** Aim of the task **
According to the travelogue on Plokstine Missile Base, on what date did the base become fully operational?

** Extracted text **
Plokstine Missile Base & the Hill of Crosses

Day Seven - The Baltics - 2024

An unforgettable experience at a Soviet nuclear missile base followed by a visit to the world-famous Hill of Crosses.

Editor’s Comment: The terms “Baltics” and “Baltic” are complicated: geopolitically, the “Baltic states” refer to Estonia, Latvia, and Lithuania, the “Baltic region” refers to those states which border the Baltic Sea, and the “Baltic peoples” are those who speak Baltic languages, primarily Latvian and Lithuanian. I apply the term “Baltics” in this travelogue to apply to those states of Baltic region I traveled through, in this case Finland, Estonia, Latvia, Lithuania, and Poland. Additionally, certain characters have been transliterated to be compatible with the fonts used on this website.

1. Plokstine Missile Base #1

On 31 December 1962, Plokstine Missile Base was loaded with four R-12 Dvina medium-range rockets carrying megaton-class thermonuclear warheads and became fully operational; it was decommissioned in June 1978.

First thing in the morning, we crossed the border into Lithuania and headed towards the Cold War Museum at the former Plokstine Missile Base of the Soviet Union, in the present day Zemaitijos National Park. The main attraction of the Cold War Museum is the missile silo of an R-12 Dvina rocket, but the site also has incredibly in-depth history information boards (widely in English), as well as an expansive underground bunker complex to explore. But before we get to all that, a history lesson about the site.

On 11 June 1957, the United States successfully tested its first nuclear-capable missile prototype, the SM-65A Atlas-A rocket, at Cape Canaveral Air Force Station. This resulted in a period of rapid design, prototyping, and testing of nuclear-capable missiles by the U.S. and the Soviet Union; for the U.S., this initial effort culminated on 8 August 1961 when the final prototype of the Atlas family, the SM-65F, was tested. What made the Atlas-F such a significant advancement was that it could be fueled and launched from an underground bunker.

This revelation resulted in an incredible escalation of weapon and launch facility construction, as well as the development of the so-called “medium-range ballistic missile”, or MRBM. The United States’ MRBM of the early 1960s was the PGM-19 Jupiter, while the Soviet Union had developed the similarly-capable R-12 Dvina. These MRBMs were not capable of traveling between the United States and the Soviet Russia like intercontinental ballistic missiles (ICBMs); rather, they could only travel inside one continent but they could do so quickly and with less chance of retaliation. For example, the U.S. placed Jupiter missiles in Italy and Turkey in 1961, and the Soviet Union (very famously) placed R-12s in Cuba in 1962.

** Raw data **
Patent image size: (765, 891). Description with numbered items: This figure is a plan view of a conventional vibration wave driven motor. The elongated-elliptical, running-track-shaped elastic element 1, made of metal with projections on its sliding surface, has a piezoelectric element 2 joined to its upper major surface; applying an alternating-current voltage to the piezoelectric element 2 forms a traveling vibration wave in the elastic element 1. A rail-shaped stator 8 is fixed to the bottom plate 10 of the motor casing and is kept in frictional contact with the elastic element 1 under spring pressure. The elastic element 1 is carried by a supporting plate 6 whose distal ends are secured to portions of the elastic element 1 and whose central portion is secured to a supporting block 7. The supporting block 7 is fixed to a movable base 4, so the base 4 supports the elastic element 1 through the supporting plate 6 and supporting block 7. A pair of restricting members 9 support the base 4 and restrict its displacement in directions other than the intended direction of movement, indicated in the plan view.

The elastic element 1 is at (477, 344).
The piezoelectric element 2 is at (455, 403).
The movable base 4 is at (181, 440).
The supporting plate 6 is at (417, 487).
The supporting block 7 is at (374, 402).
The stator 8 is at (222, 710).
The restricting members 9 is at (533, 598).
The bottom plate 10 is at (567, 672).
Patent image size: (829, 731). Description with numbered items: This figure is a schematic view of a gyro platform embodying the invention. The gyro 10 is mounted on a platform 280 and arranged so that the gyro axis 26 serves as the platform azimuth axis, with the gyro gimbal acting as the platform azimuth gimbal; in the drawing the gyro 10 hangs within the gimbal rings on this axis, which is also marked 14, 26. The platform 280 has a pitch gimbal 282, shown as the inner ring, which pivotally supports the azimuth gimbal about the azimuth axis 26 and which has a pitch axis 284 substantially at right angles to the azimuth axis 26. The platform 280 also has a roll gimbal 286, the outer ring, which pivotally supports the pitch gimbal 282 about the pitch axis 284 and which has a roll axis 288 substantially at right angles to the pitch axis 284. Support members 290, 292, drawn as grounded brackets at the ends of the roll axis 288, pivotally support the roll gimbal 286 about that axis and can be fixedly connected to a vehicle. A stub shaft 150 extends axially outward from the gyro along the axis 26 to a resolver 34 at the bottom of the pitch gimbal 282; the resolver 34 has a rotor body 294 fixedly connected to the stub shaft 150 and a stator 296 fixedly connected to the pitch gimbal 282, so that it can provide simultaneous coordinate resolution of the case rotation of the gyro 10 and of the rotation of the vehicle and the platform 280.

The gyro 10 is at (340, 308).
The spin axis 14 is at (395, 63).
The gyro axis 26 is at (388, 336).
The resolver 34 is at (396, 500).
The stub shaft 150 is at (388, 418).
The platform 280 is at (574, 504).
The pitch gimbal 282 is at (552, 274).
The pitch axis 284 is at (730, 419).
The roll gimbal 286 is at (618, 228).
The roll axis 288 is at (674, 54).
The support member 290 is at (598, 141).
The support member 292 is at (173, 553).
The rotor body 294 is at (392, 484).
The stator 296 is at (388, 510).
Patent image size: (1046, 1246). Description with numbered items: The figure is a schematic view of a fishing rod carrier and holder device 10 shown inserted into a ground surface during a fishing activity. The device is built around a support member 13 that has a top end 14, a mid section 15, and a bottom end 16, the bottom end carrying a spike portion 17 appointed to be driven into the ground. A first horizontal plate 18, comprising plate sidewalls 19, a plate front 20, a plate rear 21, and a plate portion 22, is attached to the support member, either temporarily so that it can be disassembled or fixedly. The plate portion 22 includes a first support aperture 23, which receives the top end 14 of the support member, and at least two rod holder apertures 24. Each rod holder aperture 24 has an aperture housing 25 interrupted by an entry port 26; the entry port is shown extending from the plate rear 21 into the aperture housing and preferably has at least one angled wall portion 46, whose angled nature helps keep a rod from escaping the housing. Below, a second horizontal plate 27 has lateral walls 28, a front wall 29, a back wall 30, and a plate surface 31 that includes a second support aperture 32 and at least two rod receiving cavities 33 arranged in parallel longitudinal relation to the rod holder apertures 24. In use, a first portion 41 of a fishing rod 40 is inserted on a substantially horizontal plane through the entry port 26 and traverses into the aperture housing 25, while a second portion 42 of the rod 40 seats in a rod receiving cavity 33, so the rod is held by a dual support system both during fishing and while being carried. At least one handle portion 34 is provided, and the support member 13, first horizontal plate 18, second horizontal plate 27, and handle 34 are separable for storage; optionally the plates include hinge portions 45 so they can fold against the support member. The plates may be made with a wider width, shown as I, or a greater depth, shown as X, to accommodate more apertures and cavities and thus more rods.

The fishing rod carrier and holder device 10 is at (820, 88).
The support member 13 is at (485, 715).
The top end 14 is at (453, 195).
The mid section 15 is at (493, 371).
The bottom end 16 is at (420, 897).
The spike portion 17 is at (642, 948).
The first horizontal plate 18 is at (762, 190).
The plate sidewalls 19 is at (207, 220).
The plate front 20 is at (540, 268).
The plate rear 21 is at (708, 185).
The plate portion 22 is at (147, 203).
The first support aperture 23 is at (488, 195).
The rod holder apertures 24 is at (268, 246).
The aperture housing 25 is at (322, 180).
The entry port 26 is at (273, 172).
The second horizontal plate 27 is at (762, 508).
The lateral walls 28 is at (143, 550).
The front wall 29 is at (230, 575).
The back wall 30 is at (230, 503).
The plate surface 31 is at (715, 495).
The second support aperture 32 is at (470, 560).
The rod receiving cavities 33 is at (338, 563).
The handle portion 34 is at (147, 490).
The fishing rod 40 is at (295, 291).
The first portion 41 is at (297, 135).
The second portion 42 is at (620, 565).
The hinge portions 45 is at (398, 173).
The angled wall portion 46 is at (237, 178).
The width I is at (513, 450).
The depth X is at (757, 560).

** Reply **
31 December 1962